_Short exercise 1_:
Translate this sentence from the error analysis into Spanish: "The rarest class, `surprise` (n=66), leaks mainly into `fear` (12) and `joy` (7)."

_Source_:
§

## Error analysis (held-out test set)

Real evaluation of the fine-tuned weights on the **`test` split of dair-ai/emotion — 2,000 examples the model never saw in training**. Fully reproducible: `python -m emotion.error_report`.

| metric | score |
|---|---|
| accuracy | 0.920 |
| macro F1 | 0.874 |
| weighted F1 | 0.920 |

### Per-class

| class | precision | recall | F1 | support |
|---|---|---|---|---|
| sadness | 0.957 | 0.960 | 0.959 | 581 |
| joy | 0.930 | 0.944 | 0.937 | 695 |
| love | 0.810 | 0.805 | 0.808 | 159 |
| anger | 0.953 | 0.895 | 0.923 | 275 |
| fear | 0.867 | 0.929 | 0.897 | 224 |
| surprise | 0.786 | 0.667 | 0.721 | 66 |

### Confusion matrix

![Confusion matrix](assets/confusion_matrix.png)

<details><summary>Raw counts (rows = true, cols = predicted)</summary>

| true ↓ / pred → | sadness | joy | love | anger | fear | surprise | **recall** |
|---|---|---|---|---|---|---|---|
| **sadness** | **558** | 10 | 2 | 4 | 7 | 0 | 0.96 |
| **joy** | 6 | **656** | 28 | 3 | 1 | 1 | 0.94 |
| **love** | 0 | 28 | **128** | 3 | 0 | 0 | 0.81 |
| **anger** | 13 | 4 | 0 | **246** | 12 | 0 | 0.89 |
| **fear** | 3 | 0 | 0 | 2 | **208** | 11 | 0.93 |
| **surprise** | 3 | 7 | 0 | 0 | 12 | **44** | 0.67 |

</details>

### Where it fails

The dominant confusions are **joy → love** (28), **love → joy** (28), **anger → sadness** (13). The single largest error axis is **joy ↔ love** (28 + 28 mutual misclassifications): both are short, affect-positive messages, so the model leans toward the higher-frequency neighbour. The weakest classes are **surprise** (F1 0.72, n=66), **love** (F1 0.81, n=159) — the two **rarest** in the data — which is exactly why macro F1 (0.874) sits below accuracy (0.920): macro F1 weights every class equally and so exposes the rare-class weakness that accuracy hides. The rarest class, `surprise` (n=66), leaks mainly into `fear` (12) and `joy` (7). The mistakes are semantically adjacent rather than random — the model learned the manifold and is mostly losing the low-support classes, not misfiring broadly.

### Confidently wrong (highest-confidence mistakes)

The most useful slice for debugging: cases the model got wrong *and* was sure about.

§

_Data shown_:

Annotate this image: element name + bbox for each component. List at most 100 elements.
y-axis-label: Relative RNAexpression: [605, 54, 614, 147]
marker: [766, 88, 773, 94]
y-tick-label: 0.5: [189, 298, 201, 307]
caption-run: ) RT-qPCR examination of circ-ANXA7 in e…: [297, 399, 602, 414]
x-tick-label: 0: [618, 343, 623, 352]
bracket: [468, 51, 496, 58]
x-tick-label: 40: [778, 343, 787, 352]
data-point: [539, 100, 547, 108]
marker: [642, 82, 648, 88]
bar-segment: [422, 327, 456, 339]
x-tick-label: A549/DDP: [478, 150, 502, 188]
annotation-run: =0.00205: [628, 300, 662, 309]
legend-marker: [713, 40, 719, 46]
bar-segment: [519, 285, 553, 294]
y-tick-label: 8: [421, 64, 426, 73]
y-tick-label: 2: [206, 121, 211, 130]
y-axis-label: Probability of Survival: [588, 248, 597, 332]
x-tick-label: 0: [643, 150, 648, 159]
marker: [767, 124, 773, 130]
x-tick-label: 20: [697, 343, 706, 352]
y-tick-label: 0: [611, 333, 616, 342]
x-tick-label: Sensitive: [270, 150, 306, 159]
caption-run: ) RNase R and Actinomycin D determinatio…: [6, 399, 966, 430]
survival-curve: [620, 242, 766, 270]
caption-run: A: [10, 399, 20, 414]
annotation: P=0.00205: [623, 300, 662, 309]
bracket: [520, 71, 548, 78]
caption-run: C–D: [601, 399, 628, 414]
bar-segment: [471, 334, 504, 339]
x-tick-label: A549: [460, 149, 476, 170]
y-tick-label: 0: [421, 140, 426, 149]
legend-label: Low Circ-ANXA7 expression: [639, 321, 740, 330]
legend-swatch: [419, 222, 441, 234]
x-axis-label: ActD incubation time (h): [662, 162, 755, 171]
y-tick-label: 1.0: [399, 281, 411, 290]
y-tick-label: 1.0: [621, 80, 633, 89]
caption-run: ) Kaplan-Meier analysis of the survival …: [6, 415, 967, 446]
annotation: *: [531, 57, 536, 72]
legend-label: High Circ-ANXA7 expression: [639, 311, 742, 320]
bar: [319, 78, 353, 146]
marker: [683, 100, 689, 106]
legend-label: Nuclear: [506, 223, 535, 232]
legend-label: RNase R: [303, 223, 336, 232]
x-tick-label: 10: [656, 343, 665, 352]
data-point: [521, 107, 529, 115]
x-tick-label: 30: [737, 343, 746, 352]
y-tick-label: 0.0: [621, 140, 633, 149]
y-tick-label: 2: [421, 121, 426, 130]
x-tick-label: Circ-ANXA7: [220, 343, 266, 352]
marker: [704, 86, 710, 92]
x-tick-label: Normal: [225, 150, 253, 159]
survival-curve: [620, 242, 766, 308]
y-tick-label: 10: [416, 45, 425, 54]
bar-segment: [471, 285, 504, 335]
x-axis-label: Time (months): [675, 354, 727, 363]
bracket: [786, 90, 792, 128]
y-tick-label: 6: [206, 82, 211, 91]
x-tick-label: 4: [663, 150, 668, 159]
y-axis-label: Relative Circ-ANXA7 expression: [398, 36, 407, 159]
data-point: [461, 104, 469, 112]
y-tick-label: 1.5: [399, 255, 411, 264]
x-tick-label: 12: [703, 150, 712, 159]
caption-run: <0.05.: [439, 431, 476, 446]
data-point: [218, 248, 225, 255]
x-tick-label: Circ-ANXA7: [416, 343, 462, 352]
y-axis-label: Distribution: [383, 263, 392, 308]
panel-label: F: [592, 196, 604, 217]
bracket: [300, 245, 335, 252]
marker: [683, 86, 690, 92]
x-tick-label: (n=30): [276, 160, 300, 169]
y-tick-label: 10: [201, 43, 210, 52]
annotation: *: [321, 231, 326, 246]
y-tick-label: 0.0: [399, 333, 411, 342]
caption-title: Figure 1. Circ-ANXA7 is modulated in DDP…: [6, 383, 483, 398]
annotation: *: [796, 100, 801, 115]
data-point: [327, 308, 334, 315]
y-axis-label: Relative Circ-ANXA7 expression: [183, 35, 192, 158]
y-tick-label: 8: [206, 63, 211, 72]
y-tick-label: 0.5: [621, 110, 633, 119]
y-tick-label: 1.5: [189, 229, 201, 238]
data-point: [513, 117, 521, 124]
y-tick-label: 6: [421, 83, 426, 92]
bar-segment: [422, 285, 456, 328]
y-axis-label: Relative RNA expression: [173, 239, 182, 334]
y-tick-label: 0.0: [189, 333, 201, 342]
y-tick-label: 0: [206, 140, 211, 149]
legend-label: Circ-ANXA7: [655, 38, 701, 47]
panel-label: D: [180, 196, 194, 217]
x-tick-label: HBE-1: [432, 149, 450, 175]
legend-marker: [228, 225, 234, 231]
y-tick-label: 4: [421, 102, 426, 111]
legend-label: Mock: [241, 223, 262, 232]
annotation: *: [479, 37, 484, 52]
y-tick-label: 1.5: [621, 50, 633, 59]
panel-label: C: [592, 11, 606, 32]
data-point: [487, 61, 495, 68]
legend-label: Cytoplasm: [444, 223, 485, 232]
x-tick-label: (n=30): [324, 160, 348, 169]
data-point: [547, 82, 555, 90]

§

_Short exercise 2_:
Copy the records above from their first line up to and including the line that contains "y-tick-label: 0.5: [189, 298, 201, 307]".

_Exercise result 1_:
La clase menos frecuente, `surprise` (n=66), se filtra principalmente hacia `fear` (12) y `joy` (7).

_Exercise result 2_:
Annotate this image: element name + bbox for each component. List at most 100 elements.
y-axis-label: Relative RNAexpression: [605, 54, 614, 147]
marker: [766, 88, 773, 94]
y-tick-label: 0.5: [189, 298, 201, 307]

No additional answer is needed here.